[BEGIN]

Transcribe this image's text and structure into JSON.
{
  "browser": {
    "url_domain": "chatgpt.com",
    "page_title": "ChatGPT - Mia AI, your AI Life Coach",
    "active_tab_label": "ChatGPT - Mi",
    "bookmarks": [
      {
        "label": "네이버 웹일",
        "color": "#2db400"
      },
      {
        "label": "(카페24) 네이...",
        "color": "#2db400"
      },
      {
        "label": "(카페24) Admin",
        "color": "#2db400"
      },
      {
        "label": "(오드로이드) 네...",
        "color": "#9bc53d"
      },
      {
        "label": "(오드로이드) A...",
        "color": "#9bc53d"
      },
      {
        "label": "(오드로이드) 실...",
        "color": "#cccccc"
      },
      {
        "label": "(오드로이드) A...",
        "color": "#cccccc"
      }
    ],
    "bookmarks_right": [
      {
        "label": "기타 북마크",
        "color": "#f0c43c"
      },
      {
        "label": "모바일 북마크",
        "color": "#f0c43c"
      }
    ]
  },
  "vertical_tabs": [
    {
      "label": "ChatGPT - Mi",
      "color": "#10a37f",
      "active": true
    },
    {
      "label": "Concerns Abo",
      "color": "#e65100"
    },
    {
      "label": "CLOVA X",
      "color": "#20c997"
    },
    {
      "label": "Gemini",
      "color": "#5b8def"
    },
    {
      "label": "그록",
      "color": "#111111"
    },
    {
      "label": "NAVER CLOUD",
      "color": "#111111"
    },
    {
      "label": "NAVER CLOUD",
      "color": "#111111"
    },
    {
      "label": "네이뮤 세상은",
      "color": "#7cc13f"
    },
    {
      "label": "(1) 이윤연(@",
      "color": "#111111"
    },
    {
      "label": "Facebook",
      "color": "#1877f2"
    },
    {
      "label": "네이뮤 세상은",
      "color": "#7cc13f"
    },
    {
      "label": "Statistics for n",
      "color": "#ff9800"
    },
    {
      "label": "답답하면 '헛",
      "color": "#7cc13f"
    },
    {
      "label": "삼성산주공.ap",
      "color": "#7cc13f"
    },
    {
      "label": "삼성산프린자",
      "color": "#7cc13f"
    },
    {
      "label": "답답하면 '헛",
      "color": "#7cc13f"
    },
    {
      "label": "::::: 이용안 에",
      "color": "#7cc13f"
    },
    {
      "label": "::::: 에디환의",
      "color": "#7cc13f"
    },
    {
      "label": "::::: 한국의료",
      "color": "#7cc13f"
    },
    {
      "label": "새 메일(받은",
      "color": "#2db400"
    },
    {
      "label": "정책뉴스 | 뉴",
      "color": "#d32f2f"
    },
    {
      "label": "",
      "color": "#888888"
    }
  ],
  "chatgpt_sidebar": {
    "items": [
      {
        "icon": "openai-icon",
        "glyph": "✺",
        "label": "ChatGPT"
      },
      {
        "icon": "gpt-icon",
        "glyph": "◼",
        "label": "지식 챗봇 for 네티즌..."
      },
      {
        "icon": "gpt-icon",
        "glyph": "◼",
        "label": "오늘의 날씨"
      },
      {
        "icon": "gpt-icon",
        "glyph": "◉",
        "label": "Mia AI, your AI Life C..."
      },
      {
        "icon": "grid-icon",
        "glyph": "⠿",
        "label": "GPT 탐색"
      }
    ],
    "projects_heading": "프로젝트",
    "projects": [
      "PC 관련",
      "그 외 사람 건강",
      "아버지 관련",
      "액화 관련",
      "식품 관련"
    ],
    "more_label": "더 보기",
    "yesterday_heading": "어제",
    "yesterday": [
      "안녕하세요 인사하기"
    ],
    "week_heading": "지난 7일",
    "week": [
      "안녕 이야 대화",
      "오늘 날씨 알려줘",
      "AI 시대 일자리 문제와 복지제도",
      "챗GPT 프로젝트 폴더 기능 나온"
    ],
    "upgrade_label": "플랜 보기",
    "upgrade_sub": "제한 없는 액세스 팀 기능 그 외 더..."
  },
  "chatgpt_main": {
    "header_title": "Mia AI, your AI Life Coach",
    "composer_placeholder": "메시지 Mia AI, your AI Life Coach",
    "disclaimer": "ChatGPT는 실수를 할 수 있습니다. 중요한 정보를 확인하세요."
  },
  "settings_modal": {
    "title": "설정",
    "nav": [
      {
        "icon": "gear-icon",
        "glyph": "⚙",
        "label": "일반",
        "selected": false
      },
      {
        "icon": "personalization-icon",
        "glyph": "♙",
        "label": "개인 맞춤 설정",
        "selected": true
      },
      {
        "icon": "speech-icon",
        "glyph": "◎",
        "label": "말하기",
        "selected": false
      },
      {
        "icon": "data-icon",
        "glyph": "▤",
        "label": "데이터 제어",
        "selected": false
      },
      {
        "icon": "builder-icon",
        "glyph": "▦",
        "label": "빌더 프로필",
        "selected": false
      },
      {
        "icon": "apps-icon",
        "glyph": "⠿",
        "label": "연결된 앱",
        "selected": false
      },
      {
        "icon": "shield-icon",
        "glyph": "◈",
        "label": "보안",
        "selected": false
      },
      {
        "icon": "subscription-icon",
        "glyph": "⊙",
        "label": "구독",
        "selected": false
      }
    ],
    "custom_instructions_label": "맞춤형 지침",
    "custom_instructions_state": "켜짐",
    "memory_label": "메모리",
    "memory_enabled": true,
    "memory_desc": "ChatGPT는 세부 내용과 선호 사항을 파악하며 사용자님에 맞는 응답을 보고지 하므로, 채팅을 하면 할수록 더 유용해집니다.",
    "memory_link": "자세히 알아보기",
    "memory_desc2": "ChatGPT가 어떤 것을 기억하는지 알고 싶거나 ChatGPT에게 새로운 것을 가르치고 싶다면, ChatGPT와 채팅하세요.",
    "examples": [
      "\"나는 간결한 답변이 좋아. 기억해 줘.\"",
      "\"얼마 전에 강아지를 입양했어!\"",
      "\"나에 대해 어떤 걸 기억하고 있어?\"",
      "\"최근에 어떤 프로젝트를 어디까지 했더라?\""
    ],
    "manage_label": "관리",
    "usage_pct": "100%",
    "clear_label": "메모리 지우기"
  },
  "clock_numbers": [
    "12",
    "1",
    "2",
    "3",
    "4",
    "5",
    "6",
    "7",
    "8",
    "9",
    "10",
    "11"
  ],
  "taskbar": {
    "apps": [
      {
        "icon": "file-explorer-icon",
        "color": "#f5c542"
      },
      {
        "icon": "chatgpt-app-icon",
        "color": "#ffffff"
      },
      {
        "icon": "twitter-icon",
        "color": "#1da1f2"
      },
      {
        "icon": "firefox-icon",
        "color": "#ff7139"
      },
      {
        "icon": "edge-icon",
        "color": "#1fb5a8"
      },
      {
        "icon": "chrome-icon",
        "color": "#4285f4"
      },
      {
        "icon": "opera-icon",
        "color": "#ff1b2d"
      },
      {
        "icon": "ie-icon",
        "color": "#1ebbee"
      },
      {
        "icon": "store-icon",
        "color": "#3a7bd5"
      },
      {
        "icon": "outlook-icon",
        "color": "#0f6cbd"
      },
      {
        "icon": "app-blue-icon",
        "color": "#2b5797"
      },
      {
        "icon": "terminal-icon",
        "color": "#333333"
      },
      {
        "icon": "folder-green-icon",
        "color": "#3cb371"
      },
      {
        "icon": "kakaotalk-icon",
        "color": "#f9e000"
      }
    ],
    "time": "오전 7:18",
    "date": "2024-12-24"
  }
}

[END]

» **Short problem**:
Please reproduce each line exactly as written.

» **Task result**:
Transcribe this image's text and structure into JSON.
{
  "browser": {
    "url_domain": "chatgpt.com",
    "page_title": "ChatGPT - Mia AI, your AI Life Coach",
    "active_tab_label": "ChatGPT - Mi",
    "bookmarks": [
      {
        "label": "네이버 웹일",
        "color": "#2db400"
      },
      {
        "label": "(카페24) 네이...",
        "color": "#2db400"
      },
      {
        "label": "(카페24) Admin",
        "color": "#2db400"
      },
      {
        "label": "(오드로이드) 네...",
        "color": "#9bc53d"
      },
      {
        "label": "(오드로이드) A...",
        "color": "#9bc53d"
      },
      {
        "label": "(오드로이드) 실...",
        "color": "#cccccc"
      },
      {
        "label": "(오드로이드) A...",
        "color": "#cccccc"
      }
    ],
    "bookmarks_right": [
      {
        "label": "기타 북마크",
        "color": "#f0c43c"
      },
      {
        "label": "모바일 북마크",
        "color": "#f0c43c"
      }
    ]
  },
  "vertical_tabs": [
    {
      "label": "ChatGPT - Mi",
      "color": "#10a37f",
      "active": true
    },
    {
      "label": "Concerns Abo",
      "color": "#e65100"
    },
    {
      "label": "CLOVA X",
      "color": "#20c997"
    },
    {
      "label": "Gemini",
      "color": "#5b8def"
    },
    {
      "label": "그록",
      "color": "#111111"
    },
    {
      "label": "NAVER CLOUD",
      "color": "#111111"
    },
    {
      "label": "NAVER CLOUD",
      "color": "#111111"
    },
    {
      "label": "네이뮤 세상은",
      "color": "#7cc13f"
    },
    {
      "label": "(1) 이윤연(@",
      "color": "#111111"
    },
    {
      "label": "Facebook",
      "color": "#1877f2"
    },
    {
      "label": "네이뮤 세상은",
      "color": "#7cc13f"
    },
    {
      "label": "Statistics for n",
      "color": "#ff9800"
    },
    {
      "label": "답답하면 '헛",
      "color": "#7cc13f"
    },
    {
      "label": "삼성산주공.ap",
      "color": "#7cc13f"
    },
    {
      "label": "삼성산프린자",
      "color": "#7cc13f"
    },
    {
      "label": "답답하면 '헛",
      "color": "#7cc13f"
    },
    {
      "label": "::::: 이용안 에",
      "color": "#7cc13f"
    },
    {
      "label": "::::: 에디환의",
      "color": "#7cc13f"
    },
    {
      "label": "::::: 한국의료",
      "color": "#7cc13f"
    },
    {
      "label": "새 메일(받은",
      "color": "#2db400"
    },
    {
      "label": "정책뉴스 | 뉴",
      "color": "#d32f2f"
    },
    {
      "label": "",
      "color": "#888888"
    }
  ],
  "chatgpt_sidebar": {
    "items": [
      {
        "icon": "openai-icon",
        "glyph": "✺",
        "label": "ChatGPT"
      },
      {
        "icon": "gpt-icon",
        "glyph": "◼",
        "label": "지식 챗봇 for 네티즌..."
      },
      {
        "icon": "gpt-icon",
        "glyph": "◼",
        "label": "오늘의 날씨"
      },
      {
        "icon": "gpt-icon",
        "glyph": "◉",
        "label": "Mia AI, your AI Life C..."
      },
      {
        "icon": "grid-icon",
        "glyph": "⠿",
        "label": "GPT 탐색"
      }
    ],
    "projects_heading": "프로젝트",
    "projects": [
      "PC 관련",
      "그 외 사람 건강",
      "아버지 관련",
      "액화 관련",
      "식품 관련"
    ],
    "more_label": "더 보기",
    "yesterday_heading": "어제",
    "yesterday": [
      "안녕하세요 인사하기"
    ],
    "week_heading": "지난 7일",
    "week": [
      "안녕 이야 대화",
      "오늘 날씨 알려줘",
      "AI 시대 일자리 문제와 복지제도",
      "챗GPT 프로젝트 폴더 기능 나온"
    ],
    "upgrade_label": "플랜 보기",
    "upgrade_sub": "제한 없는 액세스 팀 기능 그 외 더..."
  },
  "chatgpt_main": {
    "header_title": "Mia AI, your AI Life Coach",
    "composer_placeholder": "메시지 Mia AI, your AI Life Coach",
    "disclaimer": "ChatGPT는 실수를 할 수 있습니다. 중요한 정보를 확인하세요."
  },
  "settings_modal": {
    "title": "설정",
    "nav": [
      {
        "icon": "gear-icon",
        "glyph": "⚙",
        "label": "일반",
        "selected": false
      },
      {
        "icon": "personalization-icon",
        "glyph": "♙",
        "label": "개인 맞춤 설정",
        "selected": true
      },
      {
        "icon": "speech-icon",
        "glyph": "◎",
        "label": "말하기",
        "selected": false
      },
      {
        "icon": "data-icon",
        "glyph": "▤",
        "label": "데이터 제어",
        "selected": false
      },
      {
        "icon": "builder-icon",
        "glyph": "▦",
        "label": "빌더 프로필",
        "selected": false
      },
      {
        "icon": "apps-icon",
        "glyph": "⠿",
        "label": "연결된 앱",
        "selected": false
      },
      {
        "icon": "shield-icon",
        "glyph": "◈",
        "label": "보안",
        "selected": false
      },
      {
        "icon": "subscription-icon",
        "glyph": "⊙",
        "label": "구독",
        "selected": false
      }
    ],
    "custom_instructions_label": "맞춤형 지침",
    "custom_instructions_state": "켜짐",
    "memory_label": "메모리",
    "memory_enabled": true,
    "memory_desc": "ChatGPT는 세부 내용과 선호 사항을 파악하며 사용자님에 맞는 응답을 보고지 하므로, 채팅을 하면 할수록 더 유용해집니다.",
    "memory_link": "자세히 알아보기",
    "memory_desc2": "ChatGPT가 어떤 것을 기억하는지 알고 싶거나 ChatGPT에게 새로운 것을 가르치고 싶다면, ChatGPT와 채팅하세요.",
    "examples": [
      "\"나는 간결한 답변이 좋아. 기억해 줘.\"",
      "\"얼마 전에 강아지를 입양했어!\"",
      "\"나에 대해 어떤 걸 기억하고 있어?\"",
      "\"최근에 어떤 프로젝트를 어디까지 했더라?\""
    ],
    "manage_label": "관리",
    "usage_pct": "100%",
    "clear_label": "메모리 지우기"
  },
  "clock_numbers": [
    "12",
    "1",
    "2",
    "3",
    "4",
    "5",
    "6",
    "7",
    "8",
    "9",
    "10",
    "11"
  ],
  "taskbar": {
    "apps": [
      {
        "icon": "file-explorer-icon",
        "color": "#f5c542"
      },
      {
        "icon": "chatgpt-app-icon",
        "color": "#ffffff"
      },
      {
        "icon": "twitter-icon",
        "color": "#1da1f2"
      },
      {
        "icon": "firefox-icon",
        "color": "#ff7139"
      },
      {
        "icon": "edge-icon",
        "color": "#1fb5a8"
      },
      {
        "icon": "chrome-icon",
        "color": "#4285f4"
      },
      {
        "icon": "opera-icon",
        "color": "#ff1b2d"
      },
      {
        "icon": "ie-icon",
        "color": "#1ebbee"
      },
      {
        "icon": "store-icon",
        "color": "#3a7bd5"
      },
      {
        "icon": "outlook-icon",
        "color": "#0f6cbd"
      },
      {
        "icon": "app-blue-icon",
        "color": "#2b5797"
      },
      {
        "icon": "terminal-icon",
        "color": "#333333"
      },
      {
        "icon": "folder-green-icon",
        "color": "#3cb371"
      },
      {
        "icon": "kakaotalk-icon",
        "color": "#f9e000"
      }
    ],
    "time": "오전 7:18",
    "date": "2024-12-24"
  }
}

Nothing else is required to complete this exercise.